> EXERCISE REQUIREMENTS
Return the entries below in their exact form, leaving the pictures out.

> INFORMATION GIVEN

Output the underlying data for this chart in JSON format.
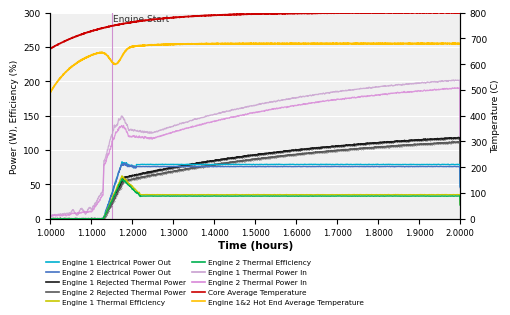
{
  "xlim": [
    1.0,
    2.0
  ],
  "ylim_left": [
    0,
    300
  ],
  "ylim_right": [
    0,
    800
  ],
  "xticks": [
    1.0,
    1.1,
    1.2,
    1.3,
    1.4,
    1.5,
    1.6,
    1.7,
    1.8,
    1.9,
    2.0
  ],
  "xtick_labels": [
    "1.0000",
    "1.1000",
    "1.2000",
    "1.3000",
    "1.4000",
    "1.5000",
    "1.6000",
    "1.7000",
    "1.8000",
    "1.9000",
    "2.0000"
  ],
  "yticks_left": [
    0,
    50,
    100,
    150,
    200,
    250,
    300
  ],
  "yticks_right": [
    0,
    100,
    200,
    300,
    400,
    500,
    600,
    700,
    800
  ],
  "xlabel": "Time (hours)",
  "ylabel_left": "Power (W), Efficiency (%)",
  "ylabel_right": "Temperature (C)",
  "engine_start_x": 1.15,
  "engine_start_label": "Engine Start",
  "bg_color": "#f0f0f0",
  "grid_color": "#ffffff",
  "colors": {
    "e1_elec": "#00b0d0",
    "e2_elec": "#4472c4",
    "e1_rejected": "#1a1a1a",
    "e2_rejected": "#595959",
    "e1_eff": "#c8c800",
    "e2_eff": "#00b050",
    "e1_thermal_in": "#c8a0d0",
    "e2_thermal_in": "#d888d8",
    "core_temp": "#cc0000",
    "hot_end": "#ffc000",
    "engine_start_line": "#d090d0"
  },
  "legend_entries": [
    [
      "Engine 1 Electrical Power Out",
      "#00b0d0"
    ],
    [
      "Engine 2 Electrical Power Out",
      "#4472c4"
    ],
    [
      "Engine 1 Rejected Thermal Power",
      "#1a1a1a"
    ],
    [
      "Engine 2 Rejected Thermal Power",
      "#595959"
    ],
    [
      "Engine 1 Thermal Efficiency",
      "#c8c800"
    ],
    [
      "Engine 2 Thermal Efficiency",
      "#00b050"
    ],
    [
      "Engine 1 Thermal Power In",
      "#c8a0d0"
    ],
    [
      "Engine 2 Thermal Power In",
      "#d888d8"
    ],
    [
      "Core Average Temperature",
      "#cc0000"
    ],
    [
      "Engine 1&2 Hot End Average Temperature",
      "#ffc000"
    ]
  ]
}
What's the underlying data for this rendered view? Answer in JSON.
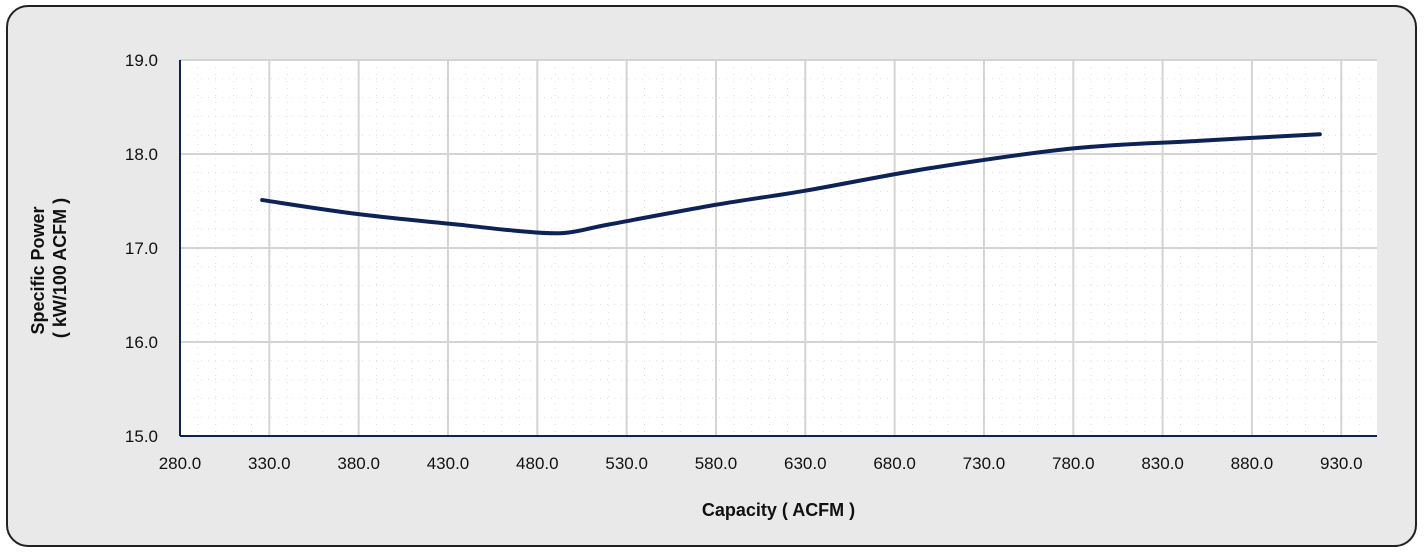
{
  "chart_data": {
    "type": "line",
    "title": "",
    "xlabel": "Capacity  ( ACFM )",
    "ylabel_lines": [
      "Specific  Power",
      "( kW/100 ACFM )"
    ],
    "xlim": [
      280,
      950
    ],
    "ylim": [
      15,
      19
    ],
    "x_ticks": [
      "280.0",
      "330.0",
      "380.0",
      "430.0",
      "480.0",
      "530.0",
      "580.0",
      "630.0",
      "680.0",
      "730.0",
      "780.0",
      "830.0",
      "880.0",
      "930.0"
    ],
    "y_ticks": [
      "15.0",
      "16.0",
      "17.0",
      "18.0",
      "19.0"
    ],
    "grid": true,
    "series": [
      {
        "color": "#0d2357",
        "points": [
          {
            "x": 326,
            "y": 17.51
          },
          {
            "x": 380,
            "y": 17.36
          },
          {
            "x": 440,
            "y": 17.24
          },
          {
            "x": 470,
            "y": 17.18
          },
          {
            "x": 495,
            "y": 17.16
          },
          {
            "x": 520,
            "y": 17.25
          },
          {
            "x": 580,
            "y": 17.46
          },
          {
            "x": 630,
            "y": 17.61
          },
          {
            "x": 700,
            "y": 17.85
          },
          {
            "x": 780,
            "y": 18.06
          },
          {
            "x": 850,
            "y": 18.14
          },
          {
            "x": 918,
            "y": 18.21
          }
        ]
      }
    ]
  },
  "colors": {
    "frame_background": "#e9e9e9",
    "plot_background": "#ffffff",
    "grid": "#d4d4d4",
    "axis": "#0d2357",
    "line": "#0d2357"
  }
}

> THE RESULT
Output the underlying data for this chart in JSON format.
{
  "xlim": [
    1.0,
    2.0
  ],
  "ylim_left": [
    0,
    300
  ],
  "ylim_right": [
    0,
    800
  ],
  "xticks": [
    1.0,
    1.1,
    1.2,
    1.3,
    1.4,
    1.5,
    1.6,
    1.7,
    1.8,
    1.9,
    2.0
  ],
  "xtick_labels": [
    "1.0000",
    "1.1000",
    "1.2000",
    "1.3000",
    "1.4000",
    "1.5000",
    "1.6000",
    "1.7000",
    "1.8000",
    "1.9000",
    "2.0000"
  ],
  "yticks_left": [
    0,
    50,
    100,
    150,
    200,
    250,
    300
  ],
  "yticks_right": [
    0,
    100,
    200,
    300,
    400,
    500,
    600,
    700,
    800
  ],
  "xlabel": "Time (hours)",
  "ylabel_left": "Power (W), Efficiency (%)",
  "ylabel_right": "Temperature (C)",
  "engine_start_x": 1.15,
  "engine_start_label": "Engine Start",
  "bg_color": "#f0f0f0",
  "grid_color": "#ffffff",
  "colors": {
    "e1_elec": "#00b0d0",
    "e2_elec": "#4472c4",
    "e1_rejected": "#1a1a1a",
    "e2_rejected": "#595959",
    "e1_eff": "#c8c800",
    "e2_eff": "#00b050",
    "e1_thermal_in": "#c8a0d0",
    "e2_thermal_in": "#d888d8",
    "core_temp": "#cc0000",
    "hot_end": "#ffc000",
    "engine_start_line": "#d090d0"
  },
  "legend_entries": [
    [
      "Engine 1 Electrical Power Out",
      "#00b0d0"
    ],
    [
      "Engine 2 Electrical Power Out",
      "#4472c4"
    ],
    [
      "Engine 1 Rejected Thermal Power",
      "#1a1a1a"
    ],
    [
      "Engine 2 Rejected Thermal Power",
      "#595959"
    ],
    [
      "Engine 1 Thermal Efficiency",
      "#c8c800"
    ],
    [
      "Engine 2 Thermal Efficiency",
      "#00b050"
    ],
    [
      "Engine 1 Thermal Power In",
      "#c8a0d0"
    ],
    [
      "Engine 2 Thermal Power In",
      "#d888d8"
    ],
    [
      "Core Average Temperature",
      "#cc0000"
    ],
    [
      "Engine 1&2 Hot End Average Temperature",
      "#ffc000"
    ]
  ]
}
What's the underlying data for this rendered view? Answer in JSON.
{
  "chart_data": {
    "type": "line",
    "title": "",
    "xlabel": "Capacity  ( ACFM )",
    "ylabel_lines": [
      "Specific  Power",
      "( kW/100 ACFM )"
    ],
    "xlim": [
      280,
      950
    ],
    "ylim": [
      15,
      19
    ],
    "x_ticks": [
      "280.0",
      "330.0",
      "380.0",
      "430.0",
      "480.0",
      "530.0",
      "580.0",
      "630.0",
      "680.0",
      "730.0",
      "780.0",
      "830.0",
      "880.0",
      "930.0"
    ],
    "y_ticks": [
      "15.0",
      "16.0",
      "17.0",
      "18.0",
      "19.0"
    ],
    "grid": true,
    "series": [
      {
        "color": "#0d2357",
        "points": [
          {
            "x": 326,
            "y": 17.51
          },
          {
            "x": 380,
            "y": 17.36
          },
          {
            "x": 440,
            "y": 17.24
          },
          {
            "x": 470,
            "y": 17.18
          },
          {
            "x": 495,
            "y": 17.16
          },
          {
            "x": 520,
            "y": 17.25
          },
          {
            "x": 580,
            "y": 17.46
          },
          {
            "x": 630,
            "y": 17.61
          },
          {
            "x": 700,
            "y": 17.85
          },
          {
            "x": 780,
            "y": 18.06
          },
          {
            "x": 850,
            "y": 18.14
          },
          {
            "x": 918,
            "y": 18.21
          }
        ]
      }
    ]
  },
  "colors": {
    "frame_background": "#e9e9e9",
    "plot_background": "#ffffff",
    "grid": "#d4d4d4",
    "axis": "#0d2357",
    "line": "#0d2357"
  }
}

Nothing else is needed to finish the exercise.